WHAT THE TASK REQUIRES: Produce the listing below again, exactly as shown.

────

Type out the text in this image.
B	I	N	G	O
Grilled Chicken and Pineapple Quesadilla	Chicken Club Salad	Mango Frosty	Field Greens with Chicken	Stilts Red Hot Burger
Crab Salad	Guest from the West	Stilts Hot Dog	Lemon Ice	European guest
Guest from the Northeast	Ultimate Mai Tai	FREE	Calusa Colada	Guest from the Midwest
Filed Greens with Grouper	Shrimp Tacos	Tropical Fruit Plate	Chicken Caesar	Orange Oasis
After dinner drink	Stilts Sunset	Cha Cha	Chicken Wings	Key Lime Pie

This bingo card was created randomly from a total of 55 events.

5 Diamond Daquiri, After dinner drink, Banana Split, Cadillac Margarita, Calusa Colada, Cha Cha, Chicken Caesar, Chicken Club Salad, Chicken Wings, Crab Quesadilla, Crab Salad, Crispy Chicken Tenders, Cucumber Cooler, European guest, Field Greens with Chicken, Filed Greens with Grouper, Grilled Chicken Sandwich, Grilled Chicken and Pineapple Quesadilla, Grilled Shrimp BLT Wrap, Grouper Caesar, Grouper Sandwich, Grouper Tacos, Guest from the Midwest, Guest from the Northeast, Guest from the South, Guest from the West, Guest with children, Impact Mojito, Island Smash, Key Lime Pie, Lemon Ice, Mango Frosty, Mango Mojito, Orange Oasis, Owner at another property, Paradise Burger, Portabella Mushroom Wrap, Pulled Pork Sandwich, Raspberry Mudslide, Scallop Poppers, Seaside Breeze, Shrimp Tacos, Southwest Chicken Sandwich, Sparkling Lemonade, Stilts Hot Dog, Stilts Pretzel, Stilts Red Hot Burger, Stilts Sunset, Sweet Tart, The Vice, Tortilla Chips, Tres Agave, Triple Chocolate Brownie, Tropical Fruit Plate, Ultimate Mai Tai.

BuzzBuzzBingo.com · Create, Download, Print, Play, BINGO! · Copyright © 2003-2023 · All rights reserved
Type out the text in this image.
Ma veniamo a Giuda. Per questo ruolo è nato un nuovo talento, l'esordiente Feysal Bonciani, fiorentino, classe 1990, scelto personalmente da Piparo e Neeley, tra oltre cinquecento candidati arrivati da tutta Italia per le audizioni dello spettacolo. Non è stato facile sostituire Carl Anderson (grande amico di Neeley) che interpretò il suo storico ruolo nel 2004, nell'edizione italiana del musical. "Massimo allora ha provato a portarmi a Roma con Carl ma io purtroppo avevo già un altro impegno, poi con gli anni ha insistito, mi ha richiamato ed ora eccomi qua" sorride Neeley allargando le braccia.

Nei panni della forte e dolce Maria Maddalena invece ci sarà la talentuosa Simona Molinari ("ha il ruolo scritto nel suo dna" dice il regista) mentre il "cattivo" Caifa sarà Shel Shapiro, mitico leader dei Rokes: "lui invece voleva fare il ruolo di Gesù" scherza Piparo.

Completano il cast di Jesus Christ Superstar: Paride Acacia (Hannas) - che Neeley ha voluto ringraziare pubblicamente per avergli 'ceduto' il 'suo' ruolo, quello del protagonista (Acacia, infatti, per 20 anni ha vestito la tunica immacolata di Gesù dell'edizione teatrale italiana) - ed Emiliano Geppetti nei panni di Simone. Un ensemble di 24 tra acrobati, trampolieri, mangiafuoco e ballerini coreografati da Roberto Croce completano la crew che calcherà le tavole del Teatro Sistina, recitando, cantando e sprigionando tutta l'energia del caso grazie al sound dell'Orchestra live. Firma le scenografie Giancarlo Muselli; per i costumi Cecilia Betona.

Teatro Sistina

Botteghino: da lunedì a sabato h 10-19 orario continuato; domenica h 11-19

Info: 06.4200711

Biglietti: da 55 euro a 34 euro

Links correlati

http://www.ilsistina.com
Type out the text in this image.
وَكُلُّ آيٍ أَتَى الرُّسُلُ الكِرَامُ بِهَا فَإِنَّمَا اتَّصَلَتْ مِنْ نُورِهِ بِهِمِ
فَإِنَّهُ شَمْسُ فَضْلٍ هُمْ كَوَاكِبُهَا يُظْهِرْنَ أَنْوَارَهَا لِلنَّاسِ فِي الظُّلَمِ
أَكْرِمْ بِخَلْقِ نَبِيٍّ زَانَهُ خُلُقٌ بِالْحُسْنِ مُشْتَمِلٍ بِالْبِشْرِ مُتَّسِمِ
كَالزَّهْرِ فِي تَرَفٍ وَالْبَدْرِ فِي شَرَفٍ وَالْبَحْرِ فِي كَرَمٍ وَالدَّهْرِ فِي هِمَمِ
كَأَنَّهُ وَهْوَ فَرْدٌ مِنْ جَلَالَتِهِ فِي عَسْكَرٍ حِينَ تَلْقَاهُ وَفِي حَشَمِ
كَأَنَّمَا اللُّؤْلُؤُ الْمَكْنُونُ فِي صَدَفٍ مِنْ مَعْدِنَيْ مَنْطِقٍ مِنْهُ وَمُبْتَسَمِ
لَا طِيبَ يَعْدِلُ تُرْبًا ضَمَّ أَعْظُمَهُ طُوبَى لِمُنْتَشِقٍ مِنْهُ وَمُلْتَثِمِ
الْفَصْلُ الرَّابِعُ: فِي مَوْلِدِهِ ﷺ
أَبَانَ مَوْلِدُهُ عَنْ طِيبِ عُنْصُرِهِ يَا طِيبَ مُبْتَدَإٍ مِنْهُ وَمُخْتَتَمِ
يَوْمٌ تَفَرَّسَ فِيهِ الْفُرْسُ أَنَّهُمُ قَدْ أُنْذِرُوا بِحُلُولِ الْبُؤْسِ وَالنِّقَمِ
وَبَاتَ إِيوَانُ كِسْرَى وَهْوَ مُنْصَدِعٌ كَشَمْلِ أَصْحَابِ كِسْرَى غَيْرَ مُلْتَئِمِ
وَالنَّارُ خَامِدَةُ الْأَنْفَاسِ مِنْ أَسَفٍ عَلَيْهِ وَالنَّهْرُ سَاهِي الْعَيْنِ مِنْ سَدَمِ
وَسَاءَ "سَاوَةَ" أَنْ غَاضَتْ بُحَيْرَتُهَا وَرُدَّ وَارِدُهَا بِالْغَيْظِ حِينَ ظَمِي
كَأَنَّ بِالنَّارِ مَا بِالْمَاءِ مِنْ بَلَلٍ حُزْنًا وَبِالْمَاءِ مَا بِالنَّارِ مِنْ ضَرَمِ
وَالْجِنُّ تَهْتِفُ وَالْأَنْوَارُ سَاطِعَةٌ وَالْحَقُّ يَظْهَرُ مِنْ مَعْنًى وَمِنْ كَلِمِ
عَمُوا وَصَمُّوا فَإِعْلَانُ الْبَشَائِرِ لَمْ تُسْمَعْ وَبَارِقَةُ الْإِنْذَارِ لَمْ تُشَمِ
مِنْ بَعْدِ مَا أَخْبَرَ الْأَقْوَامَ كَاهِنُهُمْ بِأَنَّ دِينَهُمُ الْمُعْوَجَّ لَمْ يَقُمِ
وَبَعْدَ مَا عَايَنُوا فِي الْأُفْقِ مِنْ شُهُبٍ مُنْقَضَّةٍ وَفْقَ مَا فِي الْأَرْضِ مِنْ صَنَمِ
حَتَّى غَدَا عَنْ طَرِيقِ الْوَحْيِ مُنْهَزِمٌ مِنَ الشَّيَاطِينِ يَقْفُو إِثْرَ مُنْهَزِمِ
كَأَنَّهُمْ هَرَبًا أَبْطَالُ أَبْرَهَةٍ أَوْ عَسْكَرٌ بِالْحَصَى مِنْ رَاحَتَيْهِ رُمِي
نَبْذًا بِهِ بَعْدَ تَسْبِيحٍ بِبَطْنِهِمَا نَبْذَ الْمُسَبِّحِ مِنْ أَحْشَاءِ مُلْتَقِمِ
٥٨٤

────

ANSWER:
Type out the text in this image.
B	I	N	G	O
Grilled Chicken and Pineapple Quesadilla	Chicken Club Salad	Mango Frosty	Field Greens with Chicken	Stilts Red Hot Burger
Crab Salad	Guest from the West	Stilts Hot Dog	Lemon Ice	European guest
Guest from the Northeast	Ultimate Mai Tai	FREE	Calusa Colada	Guest from the Midwest
Filed Greens with Grouper	Shrimp Tacos	Tropical Fruit Plate	Chicken Caesar	Orange Oasis
After dinner drink	Stilts Sunset	Cha Cha	Chicken Wings	Key Lime Pie

This bingo card was created randomly from a total of 55 events.

5 Diamond Daquiri, After dinner drink, Banana Split, Cadillac Margarita, Calusa Colada, Cha Cha, Chicken Caesar, Chicken Club Salad, Chicken Wings, Crab Quesadilla, Crab Salad, Crispy Chicken Tenders, Cucumber Cooler, European guest, Field Greens with Chicken, Filed Greens with Grouper, Grilled Chicken Sandwich, Grilled Chicken and Pineapple Quesadilla, Grilled Shrimp BLT Wrap, Grouper Caesar, Grouper Sandwich, Grouper Tacos, Guest from the Midwest, Guest from the Northeast, Guest from the South, Guest from the West, Guest with children, Impact Mojito, Island Smash, Key Lime Pie, Lemon Ice, Mango Frosty, Mango Mojito, Orange Oasis, Owner at another property, Paradise Burger, Portabella Mushroom Wrap, Pulled Pork Sandwich, Raspberry Mudslide, Scallop Poppers, Seaside Breeze, Shrimp Tacos, Southwest Chicken Sandwich, Sparkling Lemonade, Stilts Hot Dog, Stilts Pretzel, Stilts Red Hot Burger, Stilts Sunset, Sweet Tart, The Vice, Tortilla Chips, Tres Agave, Triple Chocolate Brownie, Tropical Fruit Plate, Ultimate Mai Tai.

BuzzBuzzBingo.com · Create, Download, Print, Play, BINGO! · Copyright © 2003-2023 · All rights reserved
Type out the text in this image.
Ma veniamo a Giuda. Per questo ruolo è nato un nuovo talento, l'esordiente Feysal Bonciani, fiorentino, classe 1990, scelto personalmente da Piparo e Neeley, tra oltre cinquecento candidati arrivati da tutta Italia per le audizioni dello spettacolo. Non è stato facile sostituire Carl Anderson (grande amico di Neeley) che interpretò il suo storico ruolo nel 2004, nell'edizione italiana del musical. "Massimo allora ha provato a portarmi a Roma con Carl ma io purtroppo avevo già un altro impegno, poi con gli anni ha insistito, mi ha richiamato ed ora eccomi qua" sorride Neeley allargando le braccia.

Nei panni della forte e dolce Maria Maddalena invece ci sarà la talentuosa Simona Molinari ("ha il ruolo scritto nel suo dna" dice il regista) mentre il "cattivo" Caifa sarà Shel Shapiro, mitico leader dei Rokes: "lui invece voleva fare il ruolo di Gesù" scherza Piparo.

Completano il cast di Jesus Christ Superstar: Paride Acacia (Hannas) - che Neeley ha voluto ringraziare pubblicamente per avergli 'ceduto' il 'suo' ruolo, quello del protagonista (Acacia, infatti, per 20 anni ha vestito la tunica immacolata di Gesù dell'edizione teatrale italiana) - ed Emiliano Geppetti nei panni di Simone. Un ensemble di 24 tra acrobati, trampolieri, mangiafuoco e ballerini coreografati da Roberto Croce completano la crew che calcherà le tavole del Teatro Sistina, recitando, cantando e sprigionando tutta l'energia del caso grazie al sound dell'Orchestra live. Firma le scenografie Giancarlo Muselli; per i costumi Cecilia Betona.

Teatro Sistina

Botteghino: da lunedì a sabato h 10-19 orario continuato; domenica h 11-19

Info: 06.4200711

Biglietti: da 55 euro a 34 euro

Links correlati

http://www.ilsistina.com
Type out the text in this image.
وَكُلُّ آيٍ أَتَى الرُّسُلُ الكِرَامُ بِهَا فَإِنَّمَا اتَّصَلَتْ مِنْ نُورِهِ بِهِمِ
فَإِنَّهُ شَمْسُ فَضْلٍ هُمْ كَوَاكِبُهَا يُظْهِرْنَ أَنْوَارَهَا لِلنَّاسِ فِي الظُّلَمِ
أَكْرِمْ بِخَلْقِ نَبِيٍّ زَانَهُ خُلُقٌ بِالْحُسْنِ مُشْتَمِلٍ بِالْبِشْرِ مُتَّسِمِ
كَالزَّهْرِ فِي تَرَفٍ وَالْبَدْرِ فِي شَرَفٍ وَالْبَحْرِ فِي كَرَمٍ وَالدَّهْرِ فِي هِمَمِ
كَأَنَّهُ وَهْوَ فَرْدٌ مِنْ جَلَالَتِهِ فِي عَسْكَرٍ حِينَ تَلْقَاهُ وَفِي حَشَمِ
كَأَنَّمَا اللُّؤْلُؤُ الْمَكْنُونُ فِي صَدَفٍ مِنْ مَعْدِنَيْ مَنْطِقٍ مِنْهُ وَمُبْتَسَمِ
لَا طِيبَ يَعْدِلُ تُرْبًا ضَمَّ أَعْظُمَهُ طُوبَى لِمُنْتَشِقٍ مِنْهُ وَمُلْتَثِمِ
الْفَصْلُ الرَّابِعُ: فِي مَوْلِدِهِ ﷺ
أَبَانَ مَوْلِدُهُ عَنْ طِيبِ عُنْصُرِهِ يَا طِيبَ مُبْتَدَإٍ مِنْهُ وَمُخْتَتَمِ
يَوْمٌ تَفَرَّسَ فِيهِ الْفُرْسُ أَنَّهُمُ قَدْ أُنْذِرُوا بِحُلُولِ الْبُؤْسِ وَالنِّقَمِ
وَبَاتَ إِيوَانُ كِسْرَى وَهْوَ مُنْصَدِعٌ كَشَمْلِ أَصْحَابِ كِسْرَى غَيْرَ مُلْتَئِمِ
وَالنَّارُ خَامِدَةُ الْأَنْفَاسِ مِنْ أَسَفٍ عَلَيْهِ وَالنَّهْرُ سَاهِي الْعَيْنِ مِنْ سَدَمِ
وَسَاءَ "سَاوَةَ" أَنْ غَاضَتْ بُحَيْرَتُهَا وَرُدَّ وَارِدُهَا بِالْغَيْظِ حِينَ ظَمِي
كَأَنَّ بِالنَّارِ مَا بِالْمَاءِ مِنْ بَلَلٍ حُزْنًا وَبِالْمَاءِ مَا بِالنَّارِ مِنْ ضَرَمِ
وَالْجِنُّ تَهْتِفُ وَالْأَنْوَارُ سَاطِعَةٌ وَالْحَقُّ يَظْهَرُ مِنْ مَعْنًى وَمِنْ كَلِمِ
عَمُوا وَصَمُّوا فَإِعْلَانُ الْبَشَائِرِ لَمْ تُسْمَعْ وَبَارِقَةُ الْإِنْذَارِ لَمْ تُشَمِ
مِنْ بَعْدِ مَا أَخْبَرَ الْأَقْوَامَ كَاهِنُهُمْ بِأَنَّ دِينَهُمُ الْمُعْوَجَّ لَمْ يَقُمِ
وَبَعْدَ مَا عَايَنُوا فِي الْأُفْقِ مِنْ شُهُبٍ مُنْقَضَّةٍ وَفْقَ مَا فِي الْأَرْضِ مِنْ صَنَمِ
حَتَّى غَدَا عَنْ طَرِيقِ الْوَحْيِ مُنْهَزِمٌ مِنَ الشَّيَاطِينِ يَقْفُو إِثْرَ مُنْهَزِمِ
كَأَنَّهُمْ هَرَبًا أَبْطَالُ أَبْرَهَةٍ أَوْ عَسْكَرٌ بِالْحَصَى مِنْ رَاحَتَيْهِ رُمِي
نَبْذًا بِهِ بَعْدَ تَسْبِيحٍ بِبَطْنِهِمَا نَبْذَ الْمُسَبِّحِ مِنْ أَحْشَاءِ مُلْتَقِمِ
٥٨٤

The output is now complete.